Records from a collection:
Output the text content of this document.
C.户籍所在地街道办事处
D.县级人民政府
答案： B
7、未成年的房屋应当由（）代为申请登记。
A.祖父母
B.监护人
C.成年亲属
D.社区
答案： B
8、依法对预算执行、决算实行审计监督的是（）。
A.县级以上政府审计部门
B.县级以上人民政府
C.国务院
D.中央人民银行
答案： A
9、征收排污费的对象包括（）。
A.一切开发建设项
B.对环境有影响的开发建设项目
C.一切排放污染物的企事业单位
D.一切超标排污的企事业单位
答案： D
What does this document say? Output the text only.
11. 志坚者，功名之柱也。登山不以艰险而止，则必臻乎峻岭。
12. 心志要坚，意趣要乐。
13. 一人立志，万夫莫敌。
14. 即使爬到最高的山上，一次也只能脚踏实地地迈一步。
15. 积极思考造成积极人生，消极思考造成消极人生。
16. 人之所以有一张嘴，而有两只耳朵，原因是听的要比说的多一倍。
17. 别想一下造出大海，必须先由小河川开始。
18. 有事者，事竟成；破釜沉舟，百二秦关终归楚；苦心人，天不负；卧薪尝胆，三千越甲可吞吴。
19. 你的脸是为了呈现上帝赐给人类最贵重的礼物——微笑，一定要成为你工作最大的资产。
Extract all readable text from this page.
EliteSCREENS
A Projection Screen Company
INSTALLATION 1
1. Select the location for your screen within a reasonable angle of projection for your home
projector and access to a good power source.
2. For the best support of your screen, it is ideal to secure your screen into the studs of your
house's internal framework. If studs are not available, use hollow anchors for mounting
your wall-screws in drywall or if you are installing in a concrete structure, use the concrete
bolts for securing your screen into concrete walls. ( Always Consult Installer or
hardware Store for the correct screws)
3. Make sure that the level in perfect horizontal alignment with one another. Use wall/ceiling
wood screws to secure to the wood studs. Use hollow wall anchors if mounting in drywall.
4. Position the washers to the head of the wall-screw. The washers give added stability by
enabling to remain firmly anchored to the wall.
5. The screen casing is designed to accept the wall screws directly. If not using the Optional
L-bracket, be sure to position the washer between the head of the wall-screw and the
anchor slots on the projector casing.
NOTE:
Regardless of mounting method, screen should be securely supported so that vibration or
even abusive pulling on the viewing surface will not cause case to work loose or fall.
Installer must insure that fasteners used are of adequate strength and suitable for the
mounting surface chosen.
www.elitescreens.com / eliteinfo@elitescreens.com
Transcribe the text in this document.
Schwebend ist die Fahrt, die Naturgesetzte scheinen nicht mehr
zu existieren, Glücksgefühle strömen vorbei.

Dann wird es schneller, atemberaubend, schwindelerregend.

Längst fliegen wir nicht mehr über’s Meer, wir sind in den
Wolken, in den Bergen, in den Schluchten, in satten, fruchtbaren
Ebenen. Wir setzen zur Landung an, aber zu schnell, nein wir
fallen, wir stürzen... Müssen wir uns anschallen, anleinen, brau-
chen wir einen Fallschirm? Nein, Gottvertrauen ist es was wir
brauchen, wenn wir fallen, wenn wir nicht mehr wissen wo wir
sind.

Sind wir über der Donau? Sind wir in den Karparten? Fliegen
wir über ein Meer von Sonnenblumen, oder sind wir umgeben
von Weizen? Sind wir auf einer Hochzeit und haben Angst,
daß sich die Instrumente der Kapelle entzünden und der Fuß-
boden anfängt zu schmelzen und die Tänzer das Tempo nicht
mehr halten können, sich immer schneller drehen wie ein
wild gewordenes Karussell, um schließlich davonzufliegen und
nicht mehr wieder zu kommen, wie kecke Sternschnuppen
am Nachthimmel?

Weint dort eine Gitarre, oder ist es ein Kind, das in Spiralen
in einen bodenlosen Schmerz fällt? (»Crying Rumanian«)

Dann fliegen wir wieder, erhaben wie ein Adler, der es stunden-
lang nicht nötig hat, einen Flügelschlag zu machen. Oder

# [EXERCISE]
Each entry above is to be printed again exactly.

# [EXERCISE SOLUTION]
Output the text content of this document.
C.户籍所在地街道办事处
D.县级人民政府
答案： B
7、未成年的房屋应当由（）代为申请登记。
A.祖父母
B.监护人
C.成年亲属
D.社区
答案： B
8、依法对预算执行、决算实行审计监督的是（）。
A.县级以上政府审计部门
B.县级以上人民政府
C.国务院
D.中央人民银行
答案： A
9、征收排污费的对象包括（）。
A.一切开发建设项
B.对环境有影响的开发建设项目
C.一切排放污染物的企事业单位
D.一切超标排污的企事业单位
答案： D
What does this document say? Output the text only.
11. 志坚者，功名之柱也。登山不以艰险而止，则必臻乎峻岭。
12. 心志要坚，意趣要乐。
13. 一人立志，万夫莫敌。
14. 即使爬到最高的山上，一次也只能脚踏实地地迈一步。
15. 积极思考造成积极人生，消极思考造成消极人生。
16. 人之所以有一张嘴，而有两只耳朵，原因是听的要比说的多一倍。
17. 别想一下造出大海，必须先由小河川开始。
18. 有事者，事竟成；破釜沉舟，百二秦关终归楚；苦心人，天不负；卧薪尝胆，三千越甲可吞吴。
19. 你的脸是为了呈现上帝赐给人类最贵重的礼物——微笑，一定要成为你工作最大的资产。
Extract all readable text from this page.
EliteSCREENS
A Projection Screen Company
INSTALLATION 1
1. Select the location for your screen within a reasonable angle of projection for your home
projector and access to a good power source.
2. For the best support of your screen, it is ideal to secure your screen into the studs of your
house's internal framework. If studs are not available, use hollow anchors for mounting
your wall-screws in drywall or if you are installing in a concrete structure, use the concrete
bolts for securing your screen into concrete walls. ( Always Consult Installer or
hardware Store for the correct screws)
3. Make sure that the level in perfect horizontal alignment with one another. Use wall/ceiling
wood screws to secure to the wood studs. Use hollow wall anchors if mounting in drywall.
4. Position the washers to the head of the wall-screw. The washers give added stability by
enabling to remain firmly anchored to the wall.
5. The screen casing is designed to accept the wall screws directly. If not using the Optional
L-bracket, be sure to position the washer between the head of the wall-screw and the
anchor slots on the projector casing.
NOTE:
Regardless of mounting method, screen should be securely supported so that vibration or
even abusive pulling on the viewing surface will not cause case to work loose or fall.
Installer must insure that fasteners used are of adequate strength and suitable for the
mounting surface chosen.
www.elitescreens.com / eliteinfo@elitescreens.com
Transcribe the text in this document.
Schwebend ist die Fahrt, die Naturgesetzte scheinen nicht mehr
zu existieren, Glücksgefühle strömen vorbei.

Dann wird es schneller, atemberaubend, schwindelerregend.

Längst fliegen wir nicht mehr über’s Meer, wir sind in den
Wolken, in den Bergen, in den Schluchten, in satten, fruchtbaren
Ebenen. Wir setzen zur Landung an, aber zu schnell, nein wir
fallen, wir stürzen... Müssen wir uns anschallen, anleinen, brau-
chen wir einen Fallschirm? Nein, Gottvertrauen ist es was wir
brauchen, wenn wir fallen, wenn wir nicht mehr wissen wo wir
sind.

Sind wir über der Donau? Sind wir in den Karparten? Fliegen
wir über ein Meer von Sonnenblumen, oder sind wir umgeben
von Weizen? Sind wir auf einer Hochzeit und haben Angst,
daß sich die Instrumente der Kapelle entzünden und der Fuß-
boden anfängt zu schmelzen und die Tänzer das Tempo nicht
mehr halten können, sich immer schneller drehen wie ein
wild gewordenes Karussell, um schließlich davonzufliegen und
nicht mehr wieder zu kommen, wie kecke Sternschnuppen
am Nachthimmel?

Weint dort eine Gitarre, oder ist es ein Kind, das in Spiralen
in einen bodenlosen Schmerz fällt? (»Crying Rumanian«)

Dann fliegen wir wieder, erhaben wie ein Adler, der es stunden-
lang nicht nötig hat, einen Flügelschlag zu machen. Oder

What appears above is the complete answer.